Prompt
Output the material word for word. Leave each picture out.

Listing
## START
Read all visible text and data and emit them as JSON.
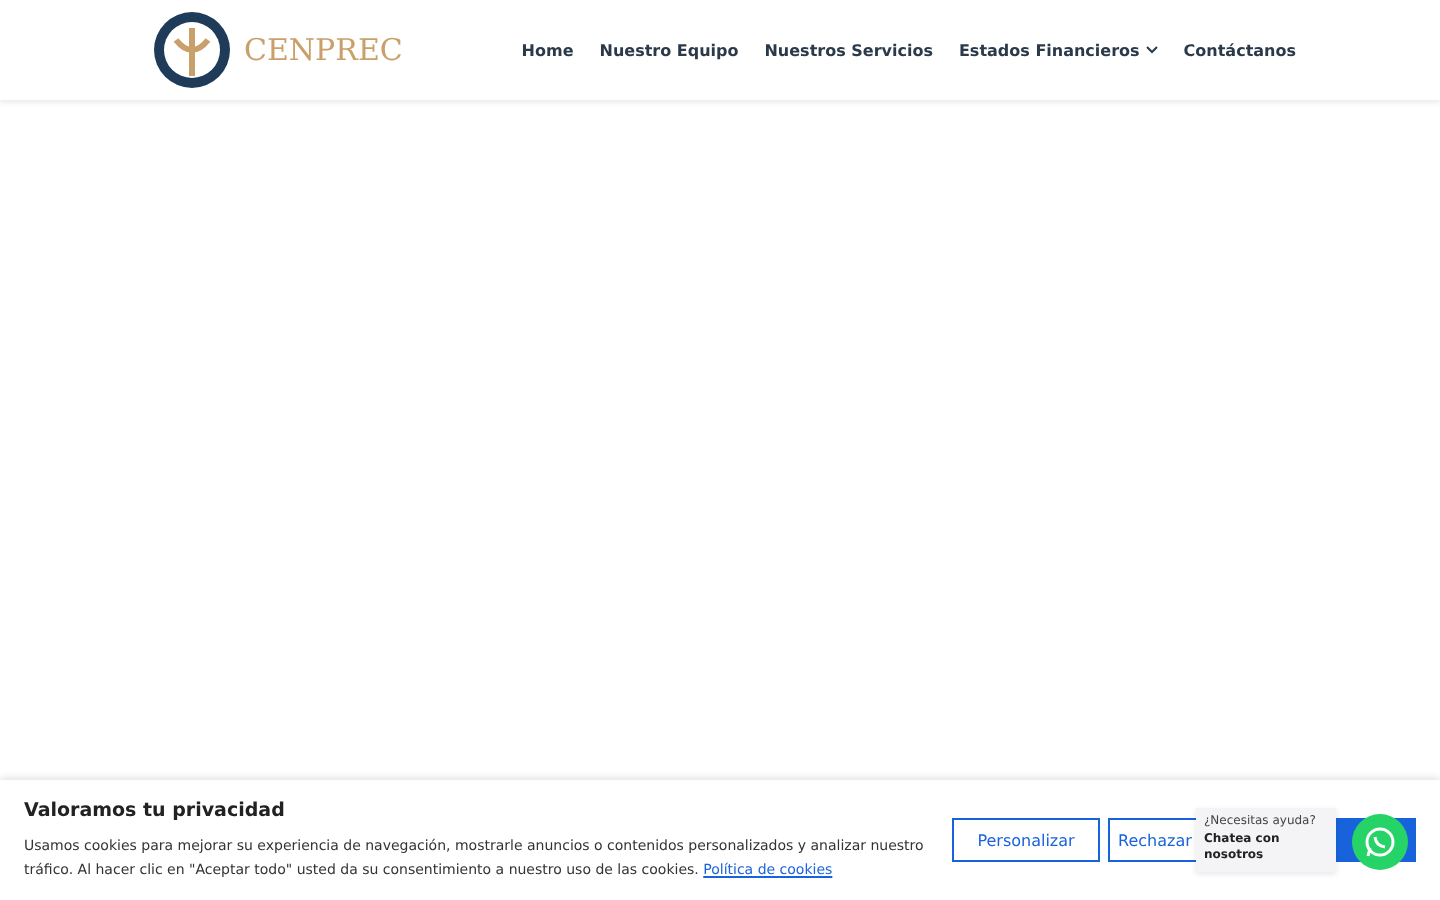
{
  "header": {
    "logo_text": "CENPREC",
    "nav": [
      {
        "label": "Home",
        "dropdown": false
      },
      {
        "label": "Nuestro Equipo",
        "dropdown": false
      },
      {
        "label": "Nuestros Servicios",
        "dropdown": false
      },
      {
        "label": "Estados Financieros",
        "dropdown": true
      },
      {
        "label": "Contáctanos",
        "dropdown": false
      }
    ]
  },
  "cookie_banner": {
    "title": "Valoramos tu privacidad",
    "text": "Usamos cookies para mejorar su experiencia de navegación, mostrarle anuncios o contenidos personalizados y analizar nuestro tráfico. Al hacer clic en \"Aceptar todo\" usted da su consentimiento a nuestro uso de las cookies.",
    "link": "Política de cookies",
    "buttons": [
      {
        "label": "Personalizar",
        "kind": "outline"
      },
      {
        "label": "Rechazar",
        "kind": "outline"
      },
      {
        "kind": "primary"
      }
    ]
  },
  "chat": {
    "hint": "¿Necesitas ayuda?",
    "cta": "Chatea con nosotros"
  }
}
## END
Task response
Read all visible text and data and emit them as JSON.
{
  "header": {
    "logo_text": "CENPREC",
    "nav": [
      {
        "label": "Home",
        "dropdown": false
      },
      {
        "label": "Nuestro Equipo",
        "dropdown": false
      },
      {
        "label": "Nuestros Servicios",
        "dropdown": false
      },
      {
        "label": "Estados Financieros",
        "dropdown": true
      },
      {
        "label": "Contáctanos",
        "dropdown": false
      }
    ]
  },
  "cookie_banner": {
    "title": "Valoramos tu privacidad",
    "text": "Usamos cookies para mejorar su experiencia de navegación, mostrarle anuncios o contenidos personalizados y analizar nuestro tráfico. Al hacer clic en \"Aceptar todo\" usted da su consentimiento a nuestro uso de las cookies.",
    "link": "Política de cookies",
    "buttons": [
      {
        "label": "Personalizar",
        "kind": "outline"
      },
      {
        "label": "Rechazar",
        "kind": "outline"
      },
      {
        "kind": "primary"
      }
    ]
  },
  "chat": {
    "hint": "¿Necesitas ayuda?",
    "cta": "Chatea con nosotros"
  }
}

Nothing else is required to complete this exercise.